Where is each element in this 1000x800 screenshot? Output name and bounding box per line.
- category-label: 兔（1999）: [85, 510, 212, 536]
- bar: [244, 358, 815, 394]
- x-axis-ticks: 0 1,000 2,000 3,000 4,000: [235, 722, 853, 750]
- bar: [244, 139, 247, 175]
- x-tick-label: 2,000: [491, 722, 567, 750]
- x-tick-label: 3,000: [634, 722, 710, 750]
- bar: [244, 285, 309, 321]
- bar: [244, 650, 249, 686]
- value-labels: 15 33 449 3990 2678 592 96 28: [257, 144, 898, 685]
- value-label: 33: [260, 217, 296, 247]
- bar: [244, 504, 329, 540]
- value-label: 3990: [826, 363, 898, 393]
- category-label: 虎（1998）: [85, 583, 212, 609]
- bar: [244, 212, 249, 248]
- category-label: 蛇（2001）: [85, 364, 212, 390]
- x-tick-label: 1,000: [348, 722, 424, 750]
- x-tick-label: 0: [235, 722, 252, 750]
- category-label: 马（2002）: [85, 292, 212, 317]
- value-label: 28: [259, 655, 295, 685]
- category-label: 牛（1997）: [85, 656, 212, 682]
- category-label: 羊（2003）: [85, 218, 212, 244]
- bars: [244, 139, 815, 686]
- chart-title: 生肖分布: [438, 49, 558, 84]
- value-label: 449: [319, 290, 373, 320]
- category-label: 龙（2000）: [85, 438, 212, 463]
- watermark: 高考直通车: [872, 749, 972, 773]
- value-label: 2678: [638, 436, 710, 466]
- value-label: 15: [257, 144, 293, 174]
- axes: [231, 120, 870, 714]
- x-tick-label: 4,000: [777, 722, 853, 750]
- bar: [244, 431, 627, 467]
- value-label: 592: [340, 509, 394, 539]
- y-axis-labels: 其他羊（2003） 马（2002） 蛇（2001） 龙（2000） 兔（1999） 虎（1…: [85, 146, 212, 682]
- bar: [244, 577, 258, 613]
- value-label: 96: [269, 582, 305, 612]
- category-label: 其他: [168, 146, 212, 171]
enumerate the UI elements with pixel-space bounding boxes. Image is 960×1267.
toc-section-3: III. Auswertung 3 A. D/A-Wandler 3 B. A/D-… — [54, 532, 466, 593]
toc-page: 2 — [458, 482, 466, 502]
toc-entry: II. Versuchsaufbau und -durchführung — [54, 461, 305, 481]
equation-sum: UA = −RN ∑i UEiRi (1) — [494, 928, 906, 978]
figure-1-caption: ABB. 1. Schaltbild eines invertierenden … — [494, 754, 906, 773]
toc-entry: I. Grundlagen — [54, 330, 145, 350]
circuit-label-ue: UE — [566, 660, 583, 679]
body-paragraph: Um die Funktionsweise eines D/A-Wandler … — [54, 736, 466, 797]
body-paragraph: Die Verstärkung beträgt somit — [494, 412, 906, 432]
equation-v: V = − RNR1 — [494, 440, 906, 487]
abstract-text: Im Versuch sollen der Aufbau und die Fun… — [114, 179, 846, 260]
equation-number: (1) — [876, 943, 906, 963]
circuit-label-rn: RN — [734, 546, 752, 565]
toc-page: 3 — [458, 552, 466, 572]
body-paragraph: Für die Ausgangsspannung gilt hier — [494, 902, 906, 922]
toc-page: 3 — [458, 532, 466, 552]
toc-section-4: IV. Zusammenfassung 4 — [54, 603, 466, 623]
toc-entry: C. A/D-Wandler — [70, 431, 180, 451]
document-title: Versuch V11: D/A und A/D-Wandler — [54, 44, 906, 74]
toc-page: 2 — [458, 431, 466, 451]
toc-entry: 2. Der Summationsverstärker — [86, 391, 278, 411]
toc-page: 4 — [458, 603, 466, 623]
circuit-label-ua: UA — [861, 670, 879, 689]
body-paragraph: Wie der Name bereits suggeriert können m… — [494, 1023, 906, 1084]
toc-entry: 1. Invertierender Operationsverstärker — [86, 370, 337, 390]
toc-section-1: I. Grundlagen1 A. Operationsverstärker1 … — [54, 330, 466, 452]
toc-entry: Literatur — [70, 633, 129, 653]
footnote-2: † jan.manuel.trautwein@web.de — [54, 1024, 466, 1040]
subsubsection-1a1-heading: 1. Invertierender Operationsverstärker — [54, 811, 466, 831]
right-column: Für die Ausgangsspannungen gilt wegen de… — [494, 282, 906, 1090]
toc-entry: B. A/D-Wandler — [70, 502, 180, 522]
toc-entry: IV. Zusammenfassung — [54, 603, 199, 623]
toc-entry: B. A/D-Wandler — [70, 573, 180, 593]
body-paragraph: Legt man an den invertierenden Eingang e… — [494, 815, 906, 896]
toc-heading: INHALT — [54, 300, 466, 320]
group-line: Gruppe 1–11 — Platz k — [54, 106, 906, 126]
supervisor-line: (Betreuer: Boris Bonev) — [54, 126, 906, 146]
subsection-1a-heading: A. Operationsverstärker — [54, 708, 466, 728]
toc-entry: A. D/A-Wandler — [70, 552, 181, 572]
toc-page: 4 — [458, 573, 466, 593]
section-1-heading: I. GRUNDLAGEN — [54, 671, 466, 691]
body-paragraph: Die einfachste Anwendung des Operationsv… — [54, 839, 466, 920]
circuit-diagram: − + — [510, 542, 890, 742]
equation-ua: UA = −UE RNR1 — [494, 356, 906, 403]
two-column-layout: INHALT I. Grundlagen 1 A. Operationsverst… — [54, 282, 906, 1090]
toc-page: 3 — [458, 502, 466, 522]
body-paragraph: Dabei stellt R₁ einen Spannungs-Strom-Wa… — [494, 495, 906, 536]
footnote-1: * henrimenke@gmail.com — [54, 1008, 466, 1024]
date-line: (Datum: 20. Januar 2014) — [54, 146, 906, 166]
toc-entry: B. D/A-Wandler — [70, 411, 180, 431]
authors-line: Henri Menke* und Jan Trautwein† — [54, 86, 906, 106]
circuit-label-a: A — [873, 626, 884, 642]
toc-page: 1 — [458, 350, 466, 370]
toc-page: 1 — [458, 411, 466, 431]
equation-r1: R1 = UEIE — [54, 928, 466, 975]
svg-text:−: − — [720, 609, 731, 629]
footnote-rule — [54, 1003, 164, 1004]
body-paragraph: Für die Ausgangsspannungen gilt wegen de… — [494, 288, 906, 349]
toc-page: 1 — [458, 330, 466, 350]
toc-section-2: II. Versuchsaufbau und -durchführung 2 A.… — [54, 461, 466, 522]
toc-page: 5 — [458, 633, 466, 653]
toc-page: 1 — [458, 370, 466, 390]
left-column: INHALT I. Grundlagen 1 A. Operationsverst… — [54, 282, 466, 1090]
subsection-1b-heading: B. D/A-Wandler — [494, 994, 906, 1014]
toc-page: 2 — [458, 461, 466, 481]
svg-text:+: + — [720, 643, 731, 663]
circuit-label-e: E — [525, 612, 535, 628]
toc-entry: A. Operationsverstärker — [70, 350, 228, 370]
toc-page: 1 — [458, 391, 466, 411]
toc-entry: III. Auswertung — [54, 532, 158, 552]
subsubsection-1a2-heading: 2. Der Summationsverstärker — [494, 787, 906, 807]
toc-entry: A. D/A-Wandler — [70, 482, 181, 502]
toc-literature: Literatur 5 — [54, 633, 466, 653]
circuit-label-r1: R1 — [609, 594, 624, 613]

-- -- --

Print the records unchanged, starting at the very first line and ending at the line that contains "enumerate the UI", with both of those lines included.

» **Response**
Where is each element in this 1000x800 screenshot? Output name and bounding box per line.
- category-label: 兔（1999）: [85, 510, 212, 536]
- bar: [244, 358, 815, 394]
- x-axis-ticks: 0 1,000 2,000 3,000 4,000: [235, 722, 853, 750]
- bar: [244, 139, 247, 175]
- x-tick-label: 2,000: [491, 722, 567, 750]
- x-tick-label: 3,000: [634, 722, 710, 750]
- bar: [244, 285, 309, 321]
- bar: [244, 650, 249, 686]
- value-labels: 15 33 449 3990 2678 592 96 28: [257, 144, 898, 685]
- value-label: 33: [260, 217, 296, 247]
- bar: [244, 504, 329, 540]
- value-label: 3990: [826, 363, 898, 393]
- category-label: 虎（1998）: [85, 583, 212, 609]
- bar: [244, 212, 249, 248]
- category-label: 蛇（2001）: [85, 364, 212, 390]
- x-tick-label: 1,000: [348, 722, 424, 750]
- x-tick-label: 0: [235, 722, 252, 750]
- category-label: 马（2002）: [85, 292, 212, 317]
- value-label: 28: [259, 655, 295, 685]
- category-label: 牛（1997）: [85, 656, 212, 682]
- category-label: 羊（2003）: [85, 218, 212, 244]
- bars: [244, 139, 815, 686]
- chart-title: 生肖分布: [438, 49, 558, 84]
- value-label: 449: [319, 290, 373, 320]
- category-label: 龙（2000）: [85, 438, 212, 463]
- watermark: 高考直通车: [872, 749, 972, 773]
- value-label: 2678: [638, 436, 710, 466]
- value-label: 15: [257, 144, 293, 174]
- axes: [231, 120, 870, 714]
- x-tick-label: 4,000: [777, 722, 853, 750]
- bar: [244, 431, 627, 467]
- value-label: 592: [340, 509, 394, 539]
- y-axis-labels: 其他羊（2003） 马（2002） 蛇（2001） 龙（2000） 兔（1999） 虎（1…: [85, 146, 212, 682]
- bar: [244, 577, 258, 613]
- value-label: 96: [269, 582, 305, 612]
- category-label: 其他: [168, 146, 212, 171]
enumerate the UI elements with pixel-space bounding boxes. Image is 960×1267.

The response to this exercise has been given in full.